[Questions on the material]:
A. Rewrite the passage of the login audit text from "In the CWP Console, click" up to and including "time zone information)", replacing "Login Username" with "Account Name".
B. List every top-level bulleted field described in the note of the login audit text.
C. According to the login audit text, which types of login logs does CWP collect on the server?

[Passage]:

-=-=-=-=-

Login Audit Operation

Last updated: 2020-03-02 19:22:03

PDF

CWP collects RDP and SSH login logs on the server and features login audit, which displays all login logs on the server and marks suspicious login behaviors.

Configuring Common Login Locations

Setting up common login locations can effectively help detect login behaviors at unusual locations. On the Overview tab in the CWP Console, find the target server in the server list and click the server's IP address. On the pop-up page, find Common Login Locations in the login information and click to add a location.

Login Audit Log Overview

In the CWP Console, click Intrusion Detection > Login Auditing on the left sidebar to view the login audit logs of the currently protected server, as shown below.

Login mark
Note:

  • Server: the server currently logged in to.

  • Source IP Address: IP address of the login source. Generally, it is an egress IP address of a network or a network proxy IP address.

  • Source Location: the location where the source IP address locates.

  • Login Username: the username used by the user who successfully logged in to the server.

  • Login Time: the time at which login was successfully made (server's time with time zone information)

  • Status:

    • Normal: CWP detects that the login request is from a common login location and marks it as a normal login.
    • Unusual login location: CWP detects that the login request is from an unusual login location. It may be caused by password leakage or an intended login from an unusual location.
  • Operation:

    • False Positive: if the login is intended, you can click this button to set it to a normal login.
    • Delete: delete the log. A deleted log will not be displayed again.

-=-=-=-=-

Page segmentation records:
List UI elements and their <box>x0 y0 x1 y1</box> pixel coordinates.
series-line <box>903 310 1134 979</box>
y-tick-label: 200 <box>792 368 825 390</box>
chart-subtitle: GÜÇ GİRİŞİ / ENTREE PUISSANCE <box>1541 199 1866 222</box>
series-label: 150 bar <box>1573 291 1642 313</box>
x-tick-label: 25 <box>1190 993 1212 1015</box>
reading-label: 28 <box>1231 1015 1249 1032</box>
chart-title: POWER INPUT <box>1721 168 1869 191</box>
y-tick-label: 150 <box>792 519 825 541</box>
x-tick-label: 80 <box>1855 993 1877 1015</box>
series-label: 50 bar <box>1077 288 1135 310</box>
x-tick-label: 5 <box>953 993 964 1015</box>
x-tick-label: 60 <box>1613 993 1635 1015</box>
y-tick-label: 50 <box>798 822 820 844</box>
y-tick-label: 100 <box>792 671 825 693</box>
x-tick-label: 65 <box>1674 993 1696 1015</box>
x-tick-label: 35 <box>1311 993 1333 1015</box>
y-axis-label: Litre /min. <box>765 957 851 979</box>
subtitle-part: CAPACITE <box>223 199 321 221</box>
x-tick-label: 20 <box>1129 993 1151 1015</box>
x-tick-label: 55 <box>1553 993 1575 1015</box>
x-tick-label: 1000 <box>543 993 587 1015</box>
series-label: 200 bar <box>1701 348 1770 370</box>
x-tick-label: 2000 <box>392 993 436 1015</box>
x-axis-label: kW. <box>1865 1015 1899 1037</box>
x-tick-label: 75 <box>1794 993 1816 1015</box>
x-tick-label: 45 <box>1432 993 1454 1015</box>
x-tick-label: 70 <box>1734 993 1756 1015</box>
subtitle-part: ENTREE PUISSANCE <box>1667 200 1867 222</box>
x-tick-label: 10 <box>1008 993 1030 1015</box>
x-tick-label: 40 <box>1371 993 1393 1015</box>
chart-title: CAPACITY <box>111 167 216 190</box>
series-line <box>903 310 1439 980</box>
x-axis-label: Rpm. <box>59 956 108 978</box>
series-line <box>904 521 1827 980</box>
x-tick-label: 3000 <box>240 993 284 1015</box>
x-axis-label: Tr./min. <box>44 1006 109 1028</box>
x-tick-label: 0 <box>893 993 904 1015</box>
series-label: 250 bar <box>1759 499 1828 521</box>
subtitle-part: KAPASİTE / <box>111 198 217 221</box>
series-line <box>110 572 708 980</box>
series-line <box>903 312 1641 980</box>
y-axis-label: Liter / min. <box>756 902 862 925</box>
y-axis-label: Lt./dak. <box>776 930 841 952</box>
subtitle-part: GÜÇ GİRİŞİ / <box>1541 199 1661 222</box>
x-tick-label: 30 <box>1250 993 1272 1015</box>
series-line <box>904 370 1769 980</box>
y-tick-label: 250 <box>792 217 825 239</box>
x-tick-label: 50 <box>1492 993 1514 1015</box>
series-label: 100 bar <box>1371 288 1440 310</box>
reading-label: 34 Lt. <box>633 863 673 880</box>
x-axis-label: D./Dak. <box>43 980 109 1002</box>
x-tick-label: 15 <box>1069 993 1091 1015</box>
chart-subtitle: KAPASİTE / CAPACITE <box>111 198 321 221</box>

-=-=-=-=-

[List of solutions]:
A.
In the CWP Console, click Intrusion Detection > Login Auditing on the left sidebar to view the login audit logs of the currently protected server, as shown below.

Login mark
Note:

  • Server: the server currently logged in to.

  • Source IP Address: IP address of the login source. Generally, it is an egress IP address of a network or a network proxy IP address.

  • Source Location: the location where the source IP address locates.

  • Account Name: the username used by the user who successfully logged in to the server.

  • Login Time: the time at which login was successfully made (server's time with time zone information)

B. Server, Source IP Address, Source Location, Login Username, Login Time, Status, Operation

C. RDP and SSH login logs.